TEXT FOR ANALYSIS -
• • •

LeetCode 355 Design a simplified version of Twitter where users can post tweets, follow/unfollow another user and is able to see the 10 most recent tweets in the user's news feed.

Real-World Application

This is a classic News Feed system design problem. It demonstrates Fan-Out on Read (Pull Model), where a user's feed is constructed on the fly by merging the sorted timelines of everyone they follow.

🛠️ Constraints & Edge Cases

  • At most \(500\) calls to each method.
  • Edge Cases to Watch:
    • User follows themself (shouldn't double count tweets).
    • User has no tweets or follows no one.
    • Feed has fewer than 10 tweets total.

🧠 Approach & Intuition

The Aha! Moment

Instead of sorting all tweets from all followed users (\(O(N \log N)\)), we can treat each user's tweet history as a sorted list (timestamp descending). The problem then becomes Merging K Sorted Lists. We can use a Max-Heap to efficiently pull the 10 most recent tweets.

🐢 Brute Force (Naive)

Collect all tweets from all followees into a single list, sort by time, return top 10. - Time Complexity: \(O(N \log N)\) where N is total tweets of all followees.

🐇 Optimal Approach

  1. Data Structures:
    • tweet_map: userId -> list of [count, tweetId] (most recent first).
    • follow_map: userId -> set of followeeIds.
  2. Get News Feed:
    • Initialize a Max-Heap.
    • Push the most recent tweet from each followee (and self) into the heap: (count, tweetId, followeeId, index_in_list).

• • •

RECORDS -
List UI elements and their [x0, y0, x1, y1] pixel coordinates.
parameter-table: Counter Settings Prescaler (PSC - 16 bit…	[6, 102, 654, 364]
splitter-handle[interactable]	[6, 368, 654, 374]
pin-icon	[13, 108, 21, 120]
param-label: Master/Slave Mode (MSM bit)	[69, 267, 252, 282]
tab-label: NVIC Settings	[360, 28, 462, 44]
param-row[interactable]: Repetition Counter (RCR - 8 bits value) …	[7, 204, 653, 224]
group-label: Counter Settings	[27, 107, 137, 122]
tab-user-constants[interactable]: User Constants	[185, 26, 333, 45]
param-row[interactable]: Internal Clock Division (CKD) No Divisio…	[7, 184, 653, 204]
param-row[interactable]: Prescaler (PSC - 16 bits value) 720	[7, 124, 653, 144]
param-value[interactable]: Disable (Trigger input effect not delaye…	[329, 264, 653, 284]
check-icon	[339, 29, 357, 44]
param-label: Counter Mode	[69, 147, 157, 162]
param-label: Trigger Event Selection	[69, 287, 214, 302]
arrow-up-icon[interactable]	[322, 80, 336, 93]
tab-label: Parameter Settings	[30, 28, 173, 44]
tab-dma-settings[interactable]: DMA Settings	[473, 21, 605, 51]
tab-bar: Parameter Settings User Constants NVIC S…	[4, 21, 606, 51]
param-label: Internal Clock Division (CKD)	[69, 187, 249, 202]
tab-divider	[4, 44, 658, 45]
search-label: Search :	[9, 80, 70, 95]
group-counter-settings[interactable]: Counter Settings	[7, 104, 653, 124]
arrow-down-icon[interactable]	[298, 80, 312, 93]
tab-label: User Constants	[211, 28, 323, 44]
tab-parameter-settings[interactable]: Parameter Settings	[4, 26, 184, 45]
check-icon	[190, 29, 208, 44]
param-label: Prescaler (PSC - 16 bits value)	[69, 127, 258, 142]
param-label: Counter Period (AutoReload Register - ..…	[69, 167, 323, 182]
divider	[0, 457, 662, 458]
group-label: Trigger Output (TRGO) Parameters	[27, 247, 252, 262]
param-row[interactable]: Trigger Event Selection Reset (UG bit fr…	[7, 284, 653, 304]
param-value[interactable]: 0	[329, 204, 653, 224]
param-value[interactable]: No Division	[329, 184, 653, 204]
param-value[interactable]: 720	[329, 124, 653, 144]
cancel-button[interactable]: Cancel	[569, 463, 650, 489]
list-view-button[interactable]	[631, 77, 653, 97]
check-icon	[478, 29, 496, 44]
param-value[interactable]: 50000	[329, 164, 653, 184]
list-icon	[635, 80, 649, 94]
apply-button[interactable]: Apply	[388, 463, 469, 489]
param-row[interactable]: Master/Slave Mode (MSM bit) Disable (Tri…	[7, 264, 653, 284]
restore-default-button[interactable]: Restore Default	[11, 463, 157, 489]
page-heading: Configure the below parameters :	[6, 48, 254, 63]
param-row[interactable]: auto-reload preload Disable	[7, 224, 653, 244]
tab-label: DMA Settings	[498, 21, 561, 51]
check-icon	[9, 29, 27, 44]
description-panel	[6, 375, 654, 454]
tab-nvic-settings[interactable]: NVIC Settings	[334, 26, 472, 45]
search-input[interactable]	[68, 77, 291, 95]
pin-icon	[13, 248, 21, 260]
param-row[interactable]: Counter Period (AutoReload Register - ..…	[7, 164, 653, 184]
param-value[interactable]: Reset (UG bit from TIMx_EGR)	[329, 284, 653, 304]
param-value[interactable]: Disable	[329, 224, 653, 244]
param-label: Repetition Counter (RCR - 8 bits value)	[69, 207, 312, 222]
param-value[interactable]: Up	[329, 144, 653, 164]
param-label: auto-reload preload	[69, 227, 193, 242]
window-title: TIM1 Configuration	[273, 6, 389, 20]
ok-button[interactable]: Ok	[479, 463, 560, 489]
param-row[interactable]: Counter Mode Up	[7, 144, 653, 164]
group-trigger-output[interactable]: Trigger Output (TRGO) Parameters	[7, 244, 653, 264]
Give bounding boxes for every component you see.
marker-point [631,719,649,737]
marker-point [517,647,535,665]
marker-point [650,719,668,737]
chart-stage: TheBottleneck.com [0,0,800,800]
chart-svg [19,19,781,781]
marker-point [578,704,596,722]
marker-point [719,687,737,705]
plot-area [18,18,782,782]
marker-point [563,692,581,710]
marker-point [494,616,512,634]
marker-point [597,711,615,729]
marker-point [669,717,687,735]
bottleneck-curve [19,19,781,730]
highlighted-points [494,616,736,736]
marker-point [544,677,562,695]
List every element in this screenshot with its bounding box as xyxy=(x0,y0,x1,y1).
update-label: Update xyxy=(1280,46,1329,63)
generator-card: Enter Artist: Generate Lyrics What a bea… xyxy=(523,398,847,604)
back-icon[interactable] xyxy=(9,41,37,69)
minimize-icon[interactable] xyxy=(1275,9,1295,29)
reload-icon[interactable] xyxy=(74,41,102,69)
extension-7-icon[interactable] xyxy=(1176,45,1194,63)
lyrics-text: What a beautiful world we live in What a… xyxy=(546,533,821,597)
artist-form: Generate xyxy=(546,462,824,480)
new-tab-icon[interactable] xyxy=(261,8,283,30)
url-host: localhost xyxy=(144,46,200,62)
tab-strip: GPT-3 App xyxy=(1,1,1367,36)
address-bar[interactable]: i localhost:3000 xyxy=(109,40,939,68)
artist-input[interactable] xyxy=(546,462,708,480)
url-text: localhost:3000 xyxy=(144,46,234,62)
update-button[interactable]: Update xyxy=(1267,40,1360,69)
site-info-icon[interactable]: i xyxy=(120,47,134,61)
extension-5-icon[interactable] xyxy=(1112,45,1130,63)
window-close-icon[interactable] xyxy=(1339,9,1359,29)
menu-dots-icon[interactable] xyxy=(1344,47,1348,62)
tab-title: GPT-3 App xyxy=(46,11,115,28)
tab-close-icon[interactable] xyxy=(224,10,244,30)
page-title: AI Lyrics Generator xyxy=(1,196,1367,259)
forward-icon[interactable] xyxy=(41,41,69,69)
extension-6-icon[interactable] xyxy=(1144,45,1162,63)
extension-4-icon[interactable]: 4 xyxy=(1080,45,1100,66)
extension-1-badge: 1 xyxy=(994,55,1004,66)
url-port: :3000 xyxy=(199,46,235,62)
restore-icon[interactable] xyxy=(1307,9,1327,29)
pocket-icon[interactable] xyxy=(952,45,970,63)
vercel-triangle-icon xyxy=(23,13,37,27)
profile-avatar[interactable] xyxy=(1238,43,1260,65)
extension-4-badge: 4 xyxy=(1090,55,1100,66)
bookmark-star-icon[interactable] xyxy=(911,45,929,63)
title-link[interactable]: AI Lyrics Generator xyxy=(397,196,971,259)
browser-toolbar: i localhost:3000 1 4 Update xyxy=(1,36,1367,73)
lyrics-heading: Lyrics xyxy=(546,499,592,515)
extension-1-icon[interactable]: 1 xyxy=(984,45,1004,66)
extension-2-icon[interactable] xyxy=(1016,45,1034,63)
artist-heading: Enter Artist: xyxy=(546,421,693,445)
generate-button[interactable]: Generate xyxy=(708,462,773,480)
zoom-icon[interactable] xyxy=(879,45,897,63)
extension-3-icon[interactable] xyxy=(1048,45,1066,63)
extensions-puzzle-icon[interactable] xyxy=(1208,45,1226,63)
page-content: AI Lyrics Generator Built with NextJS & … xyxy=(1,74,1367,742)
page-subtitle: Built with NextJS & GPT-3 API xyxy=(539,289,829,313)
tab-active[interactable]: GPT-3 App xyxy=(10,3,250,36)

• • •

TASK INSTRUCTIONS -
(A) In the text on LeetCode 355, what model of building a news feed does the problem demonstrate?
(B) Continue the text on the LeetCode 355 Twitter design from where it stops.

ANSWER LIST -
(A) Fan-Out on Read (Pull Model)

(B)
    • Loop 10 times:
      • Pop max (most recent). Add to result.
      • If the user has more older tweets, push the next one into the heap.

🧩 Visual Tracing

graph TD
    User -->|Follows| A
    User -->|Follows| B
    A[User A Tweets: 100, 90, 80]
    B[User B Tweets: 95, 85, 75]
    Heap[Max-Heap: 100, 95]
    Heap -->|Pop 100| Res[Feed: 100]
    Heap -->|Push next A: 90| Heap2[Max-Heap: 95, 90]
    Heap2 -->|Pop 95| Res2[Feed: 100, 95]

💻 Solution Implementation

(Implementation details need to be added...)

⏱️ Complexity Analysis

  • Time Complexity: getNewsFeed is \(O(10 \cdot \log K)\) where \(K\) is number of followees.
  • Space Complexity: \(O(U + T)\) for storing users and tweets.

🎤 Interview Toolkit

  • Design Question: How to scale this? (Fan-out on Write for celebrities, Cache recent feeds).
  • Deep Dive: Why min-heap with negative numbers vs max-heap? (Python only has min-heap).